## THE EXERCISE
Output every entry exactly as written.

##### PROVIDED RECORDS #####

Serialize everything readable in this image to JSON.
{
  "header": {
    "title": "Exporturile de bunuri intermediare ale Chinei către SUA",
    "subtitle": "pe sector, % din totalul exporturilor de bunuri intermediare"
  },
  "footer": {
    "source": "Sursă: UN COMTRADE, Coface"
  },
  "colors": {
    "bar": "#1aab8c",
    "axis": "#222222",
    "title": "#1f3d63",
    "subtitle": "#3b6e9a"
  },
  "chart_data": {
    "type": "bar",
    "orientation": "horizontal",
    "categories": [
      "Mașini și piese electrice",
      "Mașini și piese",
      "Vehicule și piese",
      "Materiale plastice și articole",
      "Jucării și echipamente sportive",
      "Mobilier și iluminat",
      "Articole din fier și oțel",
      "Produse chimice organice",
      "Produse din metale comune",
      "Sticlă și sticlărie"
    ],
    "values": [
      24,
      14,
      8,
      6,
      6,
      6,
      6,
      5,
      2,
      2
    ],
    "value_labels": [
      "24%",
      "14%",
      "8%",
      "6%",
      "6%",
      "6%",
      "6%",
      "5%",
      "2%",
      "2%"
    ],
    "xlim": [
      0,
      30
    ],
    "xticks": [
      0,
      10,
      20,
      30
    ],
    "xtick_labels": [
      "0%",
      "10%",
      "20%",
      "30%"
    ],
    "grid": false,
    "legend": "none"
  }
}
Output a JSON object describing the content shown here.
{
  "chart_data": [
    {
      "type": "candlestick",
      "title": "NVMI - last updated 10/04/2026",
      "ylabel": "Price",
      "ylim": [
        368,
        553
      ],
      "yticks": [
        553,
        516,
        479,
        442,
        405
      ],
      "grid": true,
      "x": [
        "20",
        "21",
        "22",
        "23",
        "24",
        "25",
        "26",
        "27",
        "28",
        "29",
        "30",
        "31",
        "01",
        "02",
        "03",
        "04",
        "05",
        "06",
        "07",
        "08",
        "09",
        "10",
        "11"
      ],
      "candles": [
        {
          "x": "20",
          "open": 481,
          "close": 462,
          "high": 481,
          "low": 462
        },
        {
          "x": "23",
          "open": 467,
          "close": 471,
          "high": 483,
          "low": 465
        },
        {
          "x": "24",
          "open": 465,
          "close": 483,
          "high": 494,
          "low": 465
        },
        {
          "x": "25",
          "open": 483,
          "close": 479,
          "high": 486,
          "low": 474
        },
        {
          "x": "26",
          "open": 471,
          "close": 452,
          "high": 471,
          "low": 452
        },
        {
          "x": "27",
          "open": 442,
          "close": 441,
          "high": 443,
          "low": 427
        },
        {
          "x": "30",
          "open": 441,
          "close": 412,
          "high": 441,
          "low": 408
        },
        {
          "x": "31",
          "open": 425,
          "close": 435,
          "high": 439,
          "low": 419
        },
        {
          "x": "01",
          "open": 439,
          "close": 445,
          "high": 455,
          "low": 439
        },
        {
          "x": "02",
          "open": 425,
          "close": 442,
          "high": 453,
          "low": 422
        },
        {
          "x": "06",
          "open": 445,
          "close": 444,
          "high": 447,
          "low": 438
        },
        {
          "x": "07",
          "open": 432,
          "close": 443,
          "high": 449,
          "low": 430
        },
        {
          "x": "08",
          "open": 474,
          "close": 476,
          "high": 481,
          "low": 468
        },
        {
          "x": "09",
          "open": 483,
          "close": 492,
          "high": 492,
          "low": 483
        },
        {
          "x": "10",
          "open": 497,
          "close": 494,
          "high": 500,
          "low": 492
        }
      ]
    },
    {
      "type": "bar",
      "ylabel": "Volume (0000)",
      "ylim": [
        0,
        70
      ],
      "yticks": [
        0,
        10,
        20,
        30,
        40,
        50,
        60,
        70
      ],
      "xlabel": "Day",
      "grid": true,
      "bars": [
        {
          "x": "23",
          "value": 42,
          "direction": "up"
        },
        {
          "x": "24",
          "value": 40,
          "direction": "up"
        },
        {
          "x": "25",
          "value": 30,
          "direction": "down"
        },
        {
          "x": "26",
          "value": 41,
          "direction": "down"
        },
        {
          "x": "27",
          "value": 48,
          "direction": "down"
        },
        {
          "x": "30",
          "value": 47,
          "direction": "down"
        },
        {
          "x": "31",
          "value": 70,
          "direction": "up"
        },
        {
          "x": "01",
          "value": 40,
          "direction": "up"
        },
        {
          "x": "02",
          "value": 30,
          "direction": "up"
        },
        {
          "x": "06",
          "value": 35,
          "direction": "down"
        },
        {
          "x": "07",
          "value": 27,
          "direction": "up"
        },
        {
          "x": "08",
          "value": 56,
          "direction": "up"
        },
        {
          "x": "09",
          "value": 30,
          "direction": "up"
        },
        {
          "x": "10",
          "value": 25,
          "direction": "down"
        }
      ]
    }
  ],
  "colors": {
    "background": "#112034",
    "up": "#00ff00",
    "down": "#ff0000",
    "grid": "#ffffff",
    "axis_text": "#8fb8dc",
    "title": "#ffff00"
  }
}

#####

## RESPONSE TO THE TASK
Serialize everything readable in this image to JSON.
{
  "header": {
    "title": "Exporturile de bunuri intermediare ale Chinei către SUA",
    "subtitle": "pe sector, % din totalul exporturilor de bunuri intermediare"
  },
  "footer": {
    "source": "Sursă: UN COMTRADE, Coface"
  },
  "colors": {
    "bar": "#1aab8c",
    "axis": "#222222",
    "title": "#1f3d63",
    "subtitle": "#3b6e9a"
  },
  "chart_data": {
    "type": "bar",
    "orientation": "horizontal",
    "categories": [
      "Mașini și piese electrice",
      "Mașini și piese",
      "Vehicule și piese",
      "Materiale plastice și articole",
      "Jucării și echipamente sportive",
      "Mobilier și iluminat",
      "Articole din fier și oțel",
      "Produse chimice organice",
      "Produse din metale comune",
      "Sticlă și sticlărie"
    ],
    "values": [
      24,
      14,
      8,
      6,
      6,
      6,
      6,
      5,
      2,
      2
    ],
    "value_labels": [
      "24%",
      "14%",
      "8%",
      "6%",
      "6%",
      "6%",
      "6%",
      "5%",
      "2%",
      "2%"
    ],
    "xlim": [
      0,
      30
    ],
    "xticks": [
      0,
      10,
      20,
      30
    ],
    "xtick_labels": [
      "0%",
      "10%",
      "20%",
      "30%"
    ],
    "grid": false,
    "legend": "none"
  }
}
Output a JSON object describing the content shown here.
{
  "chart_data": [
    {
      "type": "candlestick",
      "title": "NVMI - last updated 10/04/2026",
      "ylabel": "Price",
      "ylim": [
        368,
        553
      ],
      "yticks": [
        553,
        516,
        479,
        442,
        405
      ],
      "grid": true,
      "x": [
        "20",
        "21",
        "22",
        "23",
        "24",
        "25",
        "26",
        "27",
        "28",
        "29",
        "30",
        "31",
        "01",
        "02",
        "03",
        "04",
        "05",
        "06",
        "07",
        "08",
        "09",
        "10",
        "11"
      ],
      "candles": [
        {
          "x": "20",
          "open": 481,
          "close": 462,
          "high": 481,
          "low": 462
        },
        {
          "x": "23",
          "open": 467,
          "close": 471,
          "high": 483,
          "low": 465
        },
        {
          "x": "24",
          "open": 465,
          "close": 483,
          "high": 494,
          "low": 465
        },
        {
          "x": "25",
          "open": 483,
          "close": 479,
          "high": 486,
          "low": 474
        },
        {
          "x": "26",
          "open": 471,
          "close": 452,
          "high": 471,
          "low": 452
        },
        {
          "x": "27",
          "open": 442,
          "close": 441,
          "high": 443,
          "low": 427
        },
        {
          "x": "30",
          "open": 441,
          "close": 412,
          "high": 441,
          "low": 408
        },
        {
          "x": "31",
          "open": 425,
          "close": 435,
          "high": 439,
          "low": 419
        },
        {
          "x": "01",
          "open": 439,
          "close": 445,
          "high": 455,
          "low": 439
        },
        {
          "x": "02",
          "open": 425,
          "close": 442,
          "high": 453,
          "low": 422
        },
        {
          "x": "06",
          "open": 445,
          "close": 444,
          "high": 447,
          "low": 438
        },
        {
          "x": "07",
          "open": 432,
          "close": 443,
          "high": 449,
          "low": 430
        },
        {
          "x": "08",
          "open": 474,
          "close": 476,
          "high": 481,
          "low": 468
        },
        {
          "x": "09",
          "open": 483,
          "close": 492,
          "high": 492,
          "low": 483
        },
        {
          "x": "10",
          "open": 497,
          "close": 494,
          "high": 500,
          "low": 492
        }
      ]
    },
    {
      "type": "bar",
      "ylabel": "Volume (0000)",
      "ylim": [
        0,
        70
      ],
      "yticks": [
        0,
        10,
        20,
        30,
        40,
        50,
        60,
        70
      ],
      "xlabel": "Day",
      "grid": true,
      "bars": [
        {
          "x": "23",
          "value": 42,
          "direction": "up"
        },
        {
          "x": "24",
          "value": 40,
          "direction": "up"
        },
        {
          "x": "25",
          "value": 30,
          "direction": "down"
        },
        {
          "x": "26",
          "value": 41,
          "direction": "down"
        },
        {
          "x": "27",
          "value": 48,
          "direction": "down"
        },
        {
          "x": "30",
          "value": 47,
          "direction": "down"
        },
        {
          "x": "31",
          "value": 70,
          "direction": "up"
        },
        {
          "x": "01",
          "value": 40,
          "direction": "up"
        },
        {
          "x": "02",
          "value": 30,
          "direction": "up"
        },
        {
          "x": "06",
          "value": 35,
          "direction": "down"
        },
        {
          "x": "07",
          "value": 27,
          "direction": "up"
        },
        {
          "x": "08",
          "value": 56,
          "direction": "up"
        },
        {
          "x": "09",
          "value": 30,
          "direction": "up"
        },
        {
          "x": "10",
          "value": 25,
          "direction": "down"
        }
      ]
    }
  ],
  "colors": {
    "background": "#112034",
    "up": "#00ff00",
    "down": "#ff0000",
    "grid": "#ffffff",
    "axis_text": "#8fb8dc",
    "title": "#ffff00"
  }
}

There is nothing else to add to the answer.